What you are asked to do —
Copy out every line of the data exactly.

--- start of Records to use ---

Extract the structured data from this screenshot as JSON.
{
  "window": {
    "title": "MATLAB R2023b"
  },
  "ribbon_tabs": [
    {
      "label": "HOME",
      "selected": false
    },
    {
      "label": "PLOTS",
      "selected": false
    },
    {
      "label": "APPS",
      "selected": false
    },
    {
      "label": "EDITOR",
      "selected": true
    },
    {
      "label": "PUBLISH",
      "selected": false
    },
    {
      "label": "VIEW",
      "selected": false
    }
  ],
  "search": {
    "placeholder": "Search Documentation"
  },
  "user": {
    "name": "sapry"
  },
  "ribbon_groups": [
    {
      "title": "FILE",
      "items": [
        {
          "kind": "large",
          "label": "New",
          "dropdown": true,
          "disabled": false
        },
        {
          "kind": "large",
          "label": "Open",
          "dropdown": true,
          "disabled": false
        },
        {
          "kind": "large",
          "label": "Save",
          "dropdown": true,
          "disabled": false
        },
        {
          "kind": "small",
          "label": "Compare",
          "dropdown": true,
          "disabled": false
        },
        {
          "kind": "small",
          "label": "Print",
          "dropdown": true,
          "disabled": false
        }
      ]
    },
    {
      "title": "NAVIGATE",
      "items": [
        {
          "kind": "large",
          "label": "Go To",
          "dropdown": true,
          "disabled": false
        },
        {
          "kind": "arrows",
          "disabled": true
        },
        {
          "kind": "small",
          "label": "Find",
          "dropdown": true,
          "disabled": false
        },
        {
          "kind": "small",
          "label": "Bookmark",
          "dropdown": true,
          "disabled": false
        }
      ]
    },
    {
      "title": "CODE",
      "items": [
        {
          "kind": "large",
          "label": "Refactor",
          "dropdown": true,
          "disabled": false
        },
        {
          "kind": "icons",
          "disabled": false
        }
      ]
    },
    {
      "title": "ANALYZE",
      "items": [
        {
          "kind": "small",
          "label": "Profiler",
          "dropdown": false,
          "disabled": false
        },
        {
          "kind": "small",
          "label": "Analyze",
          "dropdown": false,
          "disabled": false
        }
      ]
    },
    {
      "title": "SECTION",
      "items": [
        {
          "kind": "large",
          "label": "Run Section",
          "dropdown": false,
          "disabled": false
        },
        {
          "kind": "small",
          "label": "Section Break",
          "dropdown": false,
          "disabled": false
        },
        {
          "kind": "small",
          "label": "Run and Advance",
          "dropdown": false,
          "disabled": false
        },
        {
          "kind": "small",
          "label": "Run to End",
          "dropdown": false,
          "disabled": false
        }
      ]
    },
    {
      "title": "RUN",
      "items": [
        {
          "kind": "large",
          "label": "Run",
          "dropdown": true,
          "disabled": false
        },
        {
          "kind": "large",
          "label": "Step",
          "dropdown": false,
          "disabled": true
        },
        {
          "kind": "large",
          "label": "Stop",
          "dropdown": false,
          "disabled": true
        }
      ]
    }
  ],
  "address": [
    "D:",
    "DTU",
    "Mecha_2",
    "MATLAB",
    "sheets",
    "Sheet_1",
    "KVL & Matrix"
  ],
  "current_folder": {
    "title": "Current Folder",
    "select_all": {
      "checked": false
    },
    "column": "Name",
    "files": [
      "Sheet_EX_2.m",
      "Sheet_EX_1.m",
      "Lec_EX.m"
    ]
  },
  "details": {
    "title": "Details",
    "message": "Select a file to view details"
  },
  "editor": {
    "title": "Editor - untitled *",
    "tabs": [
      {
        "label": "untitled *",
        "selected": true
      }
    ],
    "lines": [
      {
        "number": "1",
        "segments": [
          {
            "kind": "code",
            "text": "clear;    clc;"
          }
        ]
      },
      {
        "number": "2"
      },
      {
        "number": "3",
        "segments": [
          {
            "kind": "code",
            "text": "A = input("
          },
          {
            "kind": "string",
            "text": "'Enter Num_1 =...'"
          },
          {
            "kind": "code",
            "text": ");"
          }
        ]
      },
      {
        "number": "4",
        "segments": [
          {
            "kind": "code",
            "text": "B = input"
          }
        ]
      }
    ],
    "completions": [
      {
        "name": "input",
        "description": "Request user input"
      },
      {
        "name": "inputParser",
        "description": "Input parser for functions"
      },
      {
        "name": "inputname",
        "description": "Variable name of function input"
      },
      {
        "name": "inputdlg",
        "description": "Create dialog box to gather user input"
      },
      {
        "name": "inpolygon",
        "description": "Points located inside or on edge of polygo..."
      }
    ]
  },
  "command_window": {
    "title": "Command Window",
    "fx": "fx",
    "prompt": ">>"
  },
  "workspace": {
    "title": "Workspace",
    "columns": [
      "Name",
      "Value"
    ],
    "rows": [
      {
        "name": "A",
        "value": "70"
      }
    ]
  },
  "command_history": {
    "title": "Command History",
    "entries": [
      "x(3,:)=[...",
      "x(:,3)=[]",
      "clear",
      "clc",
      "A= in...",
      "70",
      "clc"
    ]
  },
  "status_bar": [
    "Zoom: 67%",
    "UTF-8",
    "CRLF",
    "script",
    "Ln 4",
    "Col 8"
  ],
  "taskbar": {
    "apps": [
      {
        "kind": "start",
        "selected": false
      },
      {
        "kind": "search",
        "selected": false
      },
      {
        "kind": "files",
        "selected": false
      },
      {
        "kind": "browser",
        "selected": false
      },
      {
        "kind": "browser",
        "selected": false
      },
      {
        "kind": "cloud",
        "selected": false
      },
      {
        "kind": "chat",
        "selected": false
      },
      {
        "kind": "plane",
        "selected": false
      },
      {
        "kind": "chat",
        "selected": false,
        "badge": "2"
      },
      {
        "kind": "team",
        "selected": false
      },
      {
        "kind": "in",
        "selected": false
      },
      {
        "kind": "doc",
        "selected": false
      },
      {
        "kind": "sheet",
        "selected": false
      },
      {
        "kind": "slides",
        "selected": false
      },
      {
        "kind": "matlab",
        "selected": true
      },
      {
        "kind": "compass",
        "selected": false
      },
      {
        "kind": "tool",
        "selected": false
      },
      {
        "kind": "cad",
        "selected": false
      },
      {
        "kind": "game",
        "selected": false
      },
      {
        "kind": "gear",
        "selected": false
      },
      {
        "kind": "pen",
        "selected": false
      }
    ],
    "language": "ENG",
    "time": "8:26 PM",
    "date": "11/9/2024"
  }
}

--- end of Records to use ---

Answer to the exercise —
Extract the structured data from this screenshot as JSON.
{
  "window": {
    "title": "MATLAB R2023b"
  },
  "ribbon_tabs": [
    {
      "label": "HOME",
      "selected": false
    },
    {
      "label": "PLOTS",
      "selected": false
    },
    {
      "label": "APPS",
      "selected": false
    },
    {
      "label": "EDITOR",
      "selected": true
    },
    {
      "label": "PUBLISH",
      "selected": false
    },
    {
      "label": "VIEW",
      "selected": false
    }
  ],
  "search": {
    "placeholder": "Search Documentation"
  },
  "user": {
    "name": "sapry"
  },
  "ribbon_groups": [
    {
      "title": "FILE",
      "items": [
        {
          "kind": "large",
          "label": "New",
          "dropdown": true,
          "disabled": false
        },
        {
          "kind": "large",
          "label": "Open",
          "dropdown": true,
          "disabled": false
        },
        {
          "kind": "large",
          "label": "Save",
          "dropdown": true,
          "disabled": false
        },
        {
          "kind": "small",
          "label": "Compare",
          "dropdown": true,
          "disabled": false
        },
        {
          "kind": "small",
          "label": "Print",
          "dropdown": true,
          "disabled": false
        }
      ]
    },
    {
      "title": "NAVIGATE",
      "items": [
        {
          "kind": "large",
          "label": "Go To",
          "dropdown": true,
          "disabled": false
        },
        {
          "kind": "arrows",
          "disabled": true
        },
        {
          "kind": "small",
          "label": "Find",
          "dropdown": true,
          "disabled": false
        },
        {
          "kind": "small",
          "label": "Bookmark",
          "dropdown": true,
          "disabled": false
        }
      ]
    },
    {
      "title": "CODE",
      "items": [
        {
          "kind": "large",
          "label": "Refactor",
          "dropdown": true,
          "disabled": false
        },
        {
          "kind": "icons",
          "disabled": false
        }
      ]
    },
    {
      "title": "ANALYZE",
      "items": [
        {
          "kind": "small",
          "label": "Profiler",
          "dropdown": false,
          "disabled": false
        },
        {
          "kind": "small",
          "label": "Analyze",
          "dropdown": false,
          "disabled": false
        }
      ]
    },
    {
      "title": "SECTION",
      "items": [
        {
          "kind": "large",
          "label": "Run Section",
          "dropdown": false,
          "disabled": false
        },
        {
          "kind": "small",
          "label": "Section Break",
          "dropdown": false,
          "disabled": false
        },
        {
          "kind": "small",
          "label": "Run and Advance",
          "dropdown": false,
          "disabled": false
        },
        {
          "kind": "small",
          "label": "Run to End",
          "dropdown": false,
          "disabled": false
        }
      ]
    },
    {
      "title": "RUN",
      "items": [
        {
          "kind": "large",
          "label": "Run",
          "dropdown": true,
          "disabled": false
        },
        {
          "kind": "large",
          "label": "Step",
          "dropdown": false,
          "disabled": true
        },
        {
          "kind": "large",
          "label": "Stop",
          "dropdown": false,
          "disabled": true
        }
      ]
    }
  ],
  "address": [
    "D:",
    "DTU",
    "Mecha_2",
    "MATLAB",
    "sheets",
    "Sheet_1",
    "KVL & Matrix"
  ],
  "current_folder": {
    "title": "Current Folder",
    "select_all": {
      "checked": false
    },
    "column": "Name",
    "files": [
      "Sheet_EX_2.m",
      "Sheet_EX_1.m",
      "Lec_EX.m"
    ]
  },
  "details": {
    "title": "Details",
    "message": "Select a file to view details"
  },
  "editor": {
    "title": "Editor - untitled *",
    "tabs": [
      {
        "label": "untitled *",
        "selected": true
      }
    ],
    "lines": [
      {
        "number": "1",
        "segments": [
          {
            "kind": "code",
            "text": "clear;    clc;"
          }
        ]
      },
      {
        "number": "2"
      },
      {
        "number": "3",
        "segments": [
          {
            "kind": "code",
            "text": "A = input("
          },
          {
            "kind": "string",
            "text": "'Enter Num_1 =...'"
          },
          {
            "kind": "code",
            "text": ");"
          }
        ]
      },
      {
        "number": "4",
        "segments": [
          {
            "kind": "code",
            "text": "B = input"
          }
        ]
      }
    ],
    "completions": [
      {
        "name": "input",
        "description": "Request user input"
      },
      {
        "name": "inputParser",
        "description": "Input parser for functions"
      },
      {
        "name": "inputname",
        "description": "Variable name of function input"
      },
      {
        "name": "inputdlg",
        "description": "Create dialog box to gather user input"
      },
      {
        "name": "inpolygon",
        "description": "Points located inside or on edge of polygo..."
      }
    ]
  },
  "command_window": {
    "title": "Command Window",
    "fx": "fx",
    "prompt": ">>"
  },
  "workspace": {
    "title": "Workspace",
    "columns": [
      "Name",
      "Value"
    ],
    "rows": [
      {
        "name": "A",
        "value": "70"
      }
    ]
  },
  "command_history": {
    "title": "Command History",
    "entries": [
      "x(3,:)=[...",
      "x(:,3)=[]",
      "clear",
      "clc",
      "A= in...",
      "70",
      "clc"
    ]
  },
  "status_bar": [
    "Zoom: 67%",
    "UTF-8",
    "CRLF",
    "script",
    "Ln 4",
    "Col 8"
  ],
  "taskbar": {
    "apps": [
      {
        "kind": "start",
        "selected": false
      },
      {
        "kind": "search",
        "selected": false
      },
      {
        "kind": "files",
        "selected": false
      },
      {
        "kind": "browser",
        "selected": false
      },
      {
        "kind": "browser",
        "selected": false
      },
      {
        "kind": "cloud",
        "selected": false
      },
      {
        "kind": "chat",
        "selected": false
      },
      {
        "kind": "plane",
        "selected": false
      },
      {
        "kind": "chat",
        "selected": false,
        "badge": "2"
      },
      {
        "kind": "team",
        "selected": false
      },
      {
        "kind": "in",
        "selected": false
      },
      {
        "kind": "doc",
        "selected": false
      },
      {
        "kind": "sheet",
        "selected": false
      },
      {
        "kind": "slides",
        "selected": false
      },
      {
        "kind": "matlab",
        "selected": true
      },
      {
        "kind": "compass",
        "selected": false
      },
      {
        "kind": "tool",
        "selected": false
      },
      {
        "kind": "cad",
        "selected": false
      },
      {
        "kind": "game",
        "selected": false
      },
      {
        "kind": "gear",
        "selected": false
      },
      {
        "kind": "pen",
        "selected": false
      }
    ],
    "language": "ENG",
    "time": "8:26 PM",
    "date": "11/9/2024"
  }
}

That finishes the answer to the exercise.